● **GIVEN EXERCISE**: Images must not appear in your copy; reproduce every other part of the records exactly.

● **MATERIAL FOR THIS TASK**:
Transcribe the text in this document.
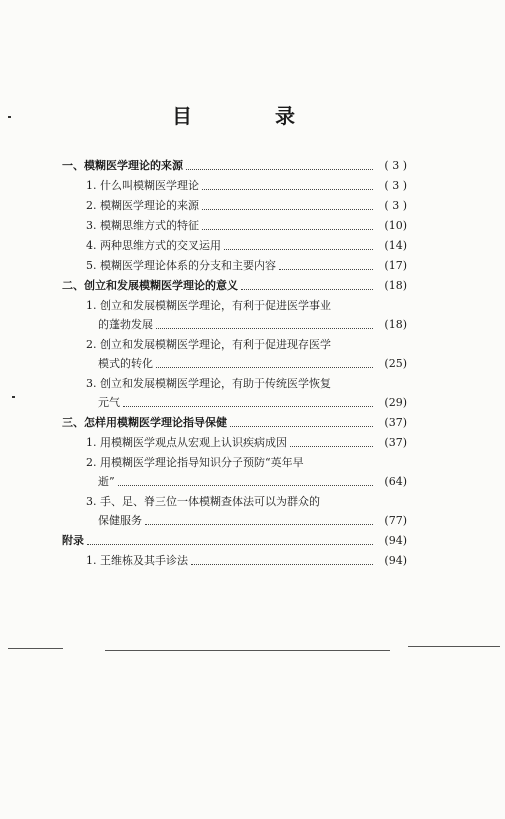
目 录
一、模糊医学理论的来源	( 3 )
1. 什么叫模糊医学理论	( 3 )
2. 模糊医学理论的来源	( 3 )
3. 模糊思维方式的特征	(10)
4. 两种思维方式的交叉运用	(14)
5. 模糊医学理论体系的分支和主要内容	(17)
二、创立和发展模糊医学理论的意义	(18)
1. 创立和发展模糊医学理论，有利于促进医学事业
的蓬勃发展	(18)
2. 创立和发展模糊医学理论，有利于促进现存医学
模式的转化	(25)
3. 创立和发展模糊医学理论，有助于传统医学恢复
元气	(29)
三、怎样用模糊医学理论指导保健	(37)
1. 用模糊医学观点从宏观上认识疾病成因	(37)
2. 用模糊医学理论指导知识分子预防“英年早
逝”	(64)
3. 手、足、脊三位一体模糊查体法可以为群众的
保健服务	(77)
附录	(94)
1. 王维栋及其手诊法	(94)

● **ANSWER TO THIS TASK**:
Transcribe the text in this document.
目 录
一、模糊医学理论的来源	( 3 )
1. 什么叫模糊医学理论	( 3 )
2. 模糊医学理论的来源	( 3 )
3. 模糊思维方式的特征	(10)
4. 两种思维方式的交叉运用	(14)
5. 模糊医学理论体系的分支和主要内容	(17)
二、创立和发展模糊医学理论的意义	(18)
1. 创立和发展模糊医学理论，有利于促进医学事业
的蓬勃发展	(18)
2. 创立和发展模糊医学理论，有利于促进现存医学
模式的转化	(25)
3. 创立和发展模糊医学理论，有助于传统医学恢复
元气	(29)
三、怎样用模糊医学理论指导保健	(37)
1. 用模糊医学观点从宏观上认识疾病成因	(37)
2. 用模糊医学理论指导知识分子预防“英年早
逝”	(64)
3. 手、足、脊三位一体模糊查体法可以为群众的
保健服务	(77)
附录	(94)
1. 王维栋及其手诊法	(94)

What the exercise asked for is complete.